Retype the data exactly, leaving nothing out.
■ ■ ■ ■
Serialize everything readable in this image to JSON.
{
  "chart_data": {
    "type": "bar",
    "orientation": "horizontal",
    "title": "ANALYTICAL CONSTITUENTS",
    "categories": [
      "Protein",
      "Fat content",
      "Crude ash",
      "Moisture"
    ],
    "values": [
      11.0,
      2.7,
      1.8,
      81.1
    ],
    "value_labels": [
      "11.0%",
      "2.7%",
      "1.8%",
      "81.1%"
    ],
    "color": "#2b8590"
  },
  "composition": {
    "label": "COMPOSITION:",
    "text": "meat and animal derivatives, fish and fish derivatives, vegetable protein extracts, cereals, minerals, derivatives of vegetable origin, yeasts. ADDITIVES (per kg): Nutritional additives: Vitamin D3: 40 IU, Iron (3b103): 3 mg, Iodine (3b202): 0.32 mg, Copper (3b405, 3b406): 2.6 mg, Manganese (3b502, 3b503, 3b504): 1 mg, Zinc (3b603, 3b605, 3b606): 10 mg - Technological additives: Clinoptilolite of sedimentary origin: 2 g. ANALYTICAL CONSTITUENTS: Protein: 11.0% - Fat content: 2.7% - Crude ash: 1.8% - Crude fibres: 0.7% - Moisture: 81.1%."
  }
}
■ ■ ■ ■
» The completed task:
Serialize everything readable in this image to JSON.
{
  "chart_data": {
    "type": "bar",
    "orientation": "horizontal",
    "title": "ANALYTICAL CONSTITUENTS",
    "categories": [
      "Protein",
      "Fat content",
      "Crude ash",
      "Moisture"
    ],
    "values": [
      11.0,
      2.7,
      1.8,
      81.1
    ],
    "value_labels": [
      "11.0%",
      "2.7%",
      "1.8%",
      "81.1%"
    ],
    "color": "#2b8590"
  },
  "composition": {
    "label": "COMPOSITION:",
    "text": "meat and animal derivatives, fish and fish derivatives, vegetable protein extracts, cereals, minerals, derivatives of vegetable origin, yeasts. ADDITIVES (per kg): Nutritional additives: Vitamin D3: 40 IU, Iron (3b103): 3 mg, Iodine (3b202): 0.32 mg, Copper (3b405, 3b406): 2.6 mg, Manganese (3b502, 3b503, 3b504): 1 mg, Zinc (3b603, 3b605, 3b606): 10 mg - Technological additives: Clinoptilolite of sedimentary origin: 2 g. ANALYTICAL CONSTITUENTS: Protein: 11.0% - Fat content: 2.7% - Crude ash: 1.8% - Crude fibres: 0.7% - Moisture: 81.1%."
  }
}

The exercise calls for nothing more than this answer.